▶ **Written exercise**
Restate each line word for word. Leave out every picture.

▶ **Given records**
start

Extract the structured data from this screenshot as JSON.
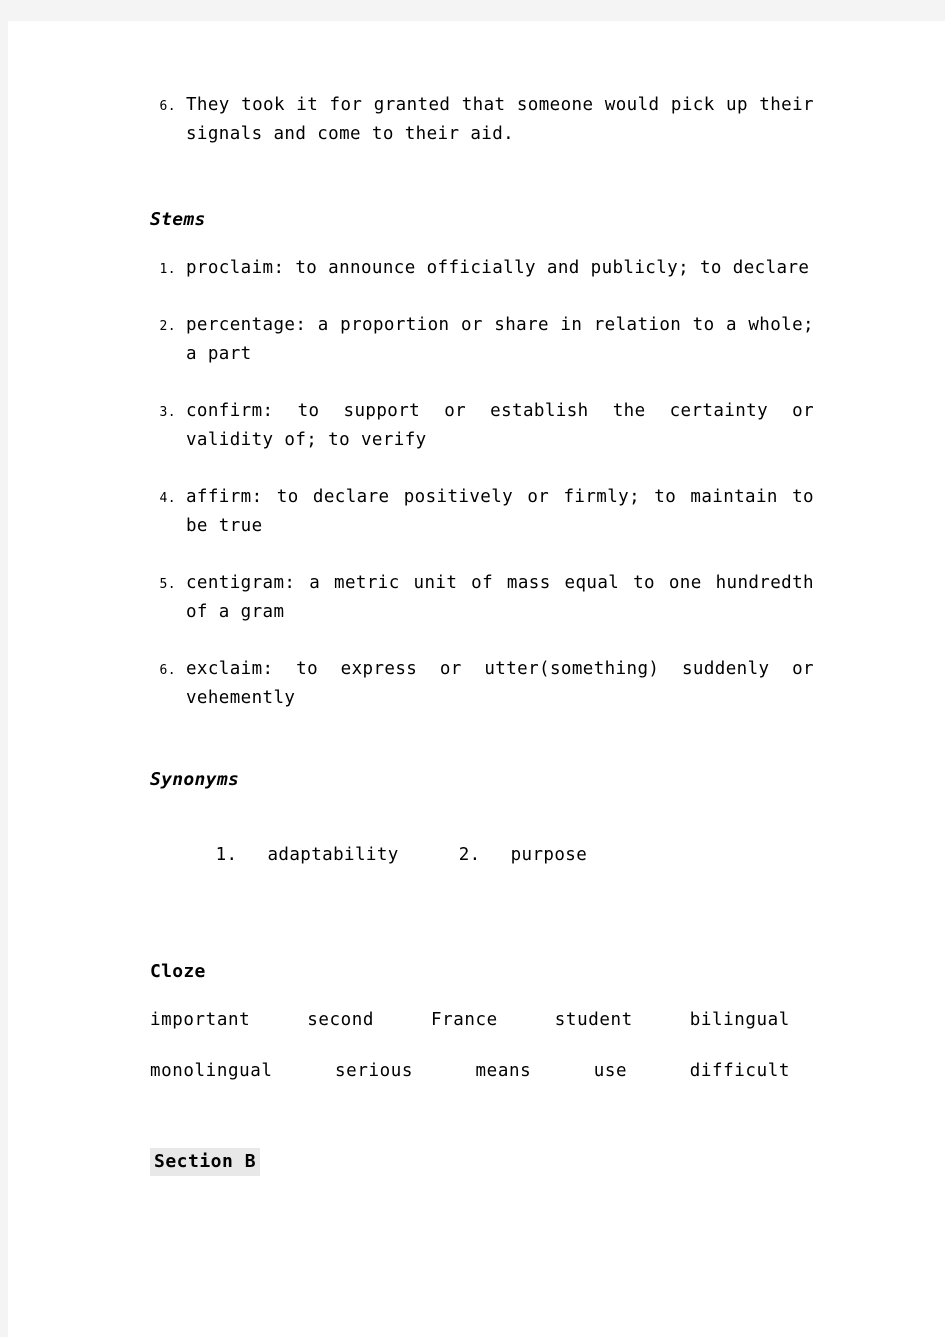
{
  "page": {
    "background_color": "#ffffff",
    "margin_color": "#f4f4f4",
    "highlight_color": "#e8e8e8"
  },
  "top_item": {
    "number": "6.",
    "text": "They took it for granted that someone would pick up their signals and come to their aid."
  },
  "sections": {
    "stems": {
      "heading": "Stems",
      "items": [
        {
          "number": "1.",
          "text": "proclaim: to announce officially and publicly; to declare"
        },
        {
          "number": "2.",
          "text": "percentage: a proportion or share in relation to a whole; a part"
        },
        {
          "number": "3.",
          "text": "confirm:    to support or establish the certainty or validity of; to verify"
        },
        {
          "number": "4.",
          "text": "affirm:    to declare positively or firmly; to maintain to be true"
        },
        {
          "number": "5.",
          "text": "centigram: a metric unit of mass equal to one hundredth of a gram"
        },
        {
          "number": "6.",
          "text": "exclaim:  to  express  or  utter(something)  suddenly  or vehemently"
        }
      ]
    },
    "synonyms": {
      "heading": "Synonyms",
      "items": [
        {
          "number": "1.",
          "text": "adaptability"
        },
        {
          "number": "2.",
          "text": "purpose"
        }
      ]
    },
    "cloze": {
      "heading": "Cloze",
      "rows": [
        [
          "important",
          "second",
          "France",
          "student",
          "bilingual"
        ],
        [
          "monolingual",
          "serious",
          "means",
          "use",
          "difficult"
        ]
      ]
    },
    "section_b": {
      "label": "Section B"
    }
  }
}
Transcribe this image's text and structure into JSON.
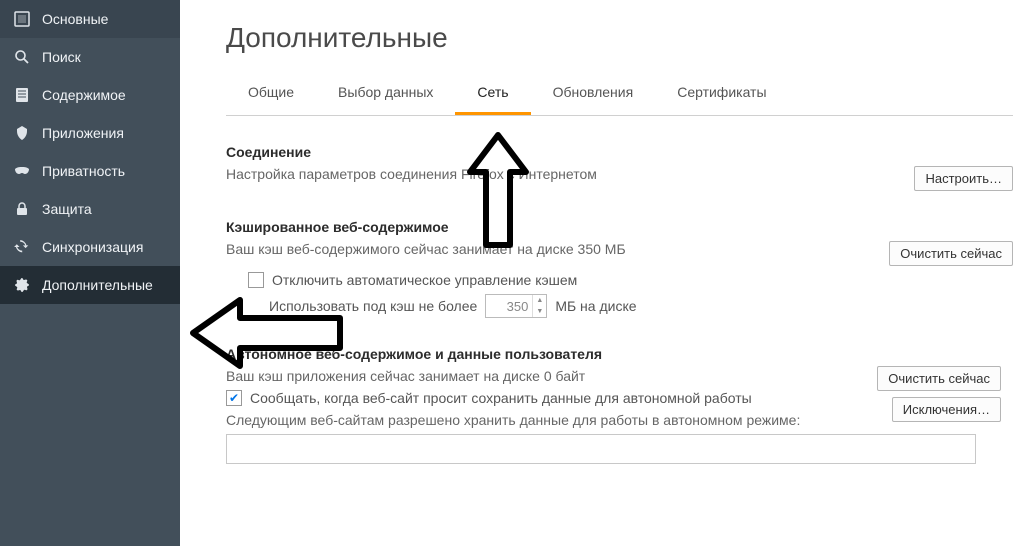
{
  "sidebar": {
    "items": [
      {
        "label": "Основные"
      },
      {
        "label": "Поиск"
      },
      {
        "label": "Содержимое"
      },
      {
        "label": "Приложения"
      },
      {
        "label": "Приватность"
      },
      {
        "label": "Защита"
      },
      {
        "label": "Синхронизация"
      },
      {
        "label": "Дополнительные"
      }
    ]
  },
  "page": {
    "title": "Дополнительные"
  },
  "tabs": [
    {
      "label": "Общие"
    },
    {
      "label": "Выбор данных"
    },
    {
      "label": "Сеть"
    },
    {
      "label": "Обновления"
    },
    {
      "label": "Сертификаты"
    }
  ],
  "connection": {
    "title": "Соединение",
    "desc": "Настройка параметров соединения Firefox с Интернетом",
    "configure_btn": "Настроить…"
  },
  "cache": {
    "title": "Кэшированное веб-содержимое",
    "desc": "Ваш кэш веб-содержимого сейчас занимает на диске 350 МБ",
    "clear_btn": "Очистить сейчас",
    "disable_label": "Отключить автоматическое управление кэшем",
    "use_label_pre": "Использовать под кэш не более",
    "use_value": "350",
    "use_label_post": "МБ на диске"
  },
  "offline": {
    "title": "Автономное веб-содержимое и данные пользователя",
    "desc": "Ваш кэш приложения сейчас занимает на диске 0 байт",
    "clear_btn": "Очистить сейчас",
    "notify_label": "Сообщать, когда веб-сайт просит сохранить данные для автономной работы",
    "exceptions_btn": "Исключения…",
    "allowed_label": "Следующим веб-сайтам разрешено хранить данные для работы в автономном режиме:"
  }
}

end

▶ **Response**
Extract the structured data from this screenshot as JSON.
{
  "page": {
    "background_color": "#ffffff",
    "margin_color": "#f4f4f4",
    "highlight_color": "#e8e8e8"
  },
  "top_item": {
    "number": "6.",
    "text": "They took it for granted that someone would pick up their signals and come to their aid."
  },
  "sections": {
    "stems": {
      "heading": "Stems",
      "items": [
        {
          "number": "1.",
          "text": "proclaim: to announce officially and publicly; to declare"
        },
        {
          "number": "2.",
          "text": "percentage: a proportion or share in relation to a whole; a part"
        },
        {
          "number": "3.",
          "text": "confirm:    to support or establish the certainty or validity of; to verify"
        },
        {
          "number": "4.",
          "text": "affirm:    to declare positively or firmly; to maintain to be true"
        },
        {
          "number": "5.",
          "text": "centigram: a metric unit of mass equal to one hundredth of a gram"
        },
        {
          "number": "6.",
          "text": "exclaim:  to  express  or  utter(something)  suddenly  or vehemently"
        }
      ]
    },
    "synonyms": {
      "heading": "Synonyms",
      "items": [
        {
          "number": "1.",
          "text": "adaptability"
        },
        {
          "number": "2.",
          "text": "purpose"
        }
      ]
    },
    "cloze": {
      "heading": "Cloze",
      "rows": [
        [
          "important",
          "second",
          "France",
          "student",
          "bilingual"
        ],
        [
          "monolingual",
          "serious",
          "means",
          "use",
          "difficult"
        ]
      ]
    },
    "section_b": {
      "label": "Section B"
    }
  }
}
Transcribe this image's text and structure into JSON.
{
  "sidebar": {
    "items": [
      {
        "label": "Основные"
      },
      {
        "label": "Поиск"
      },
      {
        "label": "Содержимое"
      },
      {
        "label": "Приложения"
      },
      {
        "label": "Приватность"
      },
      {
        "label": "Защита"
      },
      {
        "label": "Синхронизация"
      },
      {
        "label": "Дополнительные"
      }
    ]
  },
  "page": {
    "title": "Дополнительные"
  },
  "tabs": [
    {
      "label": "Общие"
    },
    {
      "label": "Выбор данных"
    },
    {
      "label": "Сеть"
    },
    {
      "label": "Обновления"
    },
    {
      "label": "Сертификаты"
    }
  ],
  "connection": {
    "title": "Соединение",
    "desc": "Настройка параметров соединения Firefox с Интернетом",
    "configure_btn": "Настроить…"
  },
  "cache": {
    "title": "Кэшированное веб-содержимое",
    "desc": "Ваш кэш веб-содержимого сейчас занимает на диске 350 МБ",
    "clear_btn": "Очистить сейчас",
    "disable_label": "Отключить автоматическое управление кэшем",
    "use_label_pre": "Использовать под кэш не более",
    "use_value": "350",
    "use_label_post": "МБ на диске"
  },
  "offline": {
    "title": "Автономное веб-содержимое и данные пользователя",
    "desc": "Ваш кэш приложения сейчас занимает на диске 0 байт",
    "clear_btn": "Очистить сейчас",
    "notify_label": "Сообщать, когда веб-сайт просит сохранить данные для автономной работы",
    "exceptions_btn": "Исключения…",
    "allowed_label": "Следующим веб-сайтам разрешено хранить данные для работы в автономном режиме:"
  }
}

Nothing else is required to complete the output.